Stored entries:

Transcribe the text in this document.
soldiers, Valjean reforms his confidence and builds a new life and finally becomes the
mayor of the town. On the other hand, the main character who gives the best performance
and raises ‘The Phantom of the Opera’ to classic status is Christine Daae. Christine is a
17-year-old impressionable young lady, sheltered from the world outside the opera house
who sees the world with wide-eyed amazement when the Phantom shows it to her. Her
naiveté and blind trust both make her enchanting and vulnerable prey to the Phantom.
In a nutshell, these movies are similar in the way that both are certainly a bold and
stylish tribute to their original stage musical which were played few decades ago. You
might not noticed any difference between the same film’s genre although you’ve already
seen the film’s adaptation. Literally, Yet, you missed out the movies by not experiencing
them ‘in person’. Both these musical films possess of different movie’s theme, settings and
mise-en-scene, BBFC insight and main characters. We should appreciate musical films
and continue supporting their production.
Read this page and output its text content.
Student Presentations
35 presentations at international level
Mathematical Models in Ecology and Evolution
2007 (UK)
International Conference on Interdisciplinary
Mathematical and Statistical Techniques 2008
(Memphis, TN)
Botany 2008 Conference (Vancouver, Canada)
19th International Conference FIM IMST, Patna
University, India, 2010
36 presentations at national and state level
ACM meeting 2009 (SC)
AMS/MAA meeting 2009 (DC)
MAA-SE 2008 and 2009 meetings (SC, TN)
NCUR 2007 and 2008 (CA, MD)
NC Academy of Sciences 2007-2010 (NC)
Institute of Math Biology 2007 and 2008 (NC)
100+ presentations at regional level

Problem requirements | Can you restate every record above word for word?

Result of the task |
Transcribe the text in this document.
soldiers, Valjean reforms his confidence and builds a new life and finally becomes the
mayor of the town. On the other hand, the main character who gives the best performance
and raises ‘The Phantom of the Opera’ to classic status is Christine Daae. Christine is a
17-year-old impressionable young lady, sheltered from the world outside the opera house
who sees the world with wide-eyed amazement when the Phantom shows it to her. Her
naiveté and blind trust both make her enchanting and vulnerable prey to the Phantom.
In a nutshell, these movies are similar in the way that both are certainly a bold and
stylish tribute to their original stage musical which were played few decades ago. You
might not noticed any difference between the same film’s genre although you’ve already
seen the film’s adaptation. Literally, Yet, you missed out the movies by not experiencing
them ‘in person’. Both these musical films possess of different movie’s theme, settings and
mise-en-scene, BBFC insight and main characters. We should appreciate musical films
and continue supporting their production.
Read this page and output its text content.
Student Presentations
35 presentations at international level
Mathematical Models in Ecology and Evolution
2007 (UK)
International Conference on Interdisciplinary
Mathematical and Statistical Techniques 2008
(Memphis, TN)
Botany 2008 Conference (Vancouver, Canada)
19th International Conference FIM IMST, Patna
University, India, 2010
36 presentations at national and state level
ACM meeting 2009 (SC)
AMS/MAA meeting 2009 (DC)
MAA-SE 2008 and 2009 meetings (SC, TN)
NCUR 2007 and 2008 (CA, MD)
NC Academy of Sciences 2007-2010 (NC)
Institute of Math Biology 2007 and 2008 (NC)
100+ presentations at regional level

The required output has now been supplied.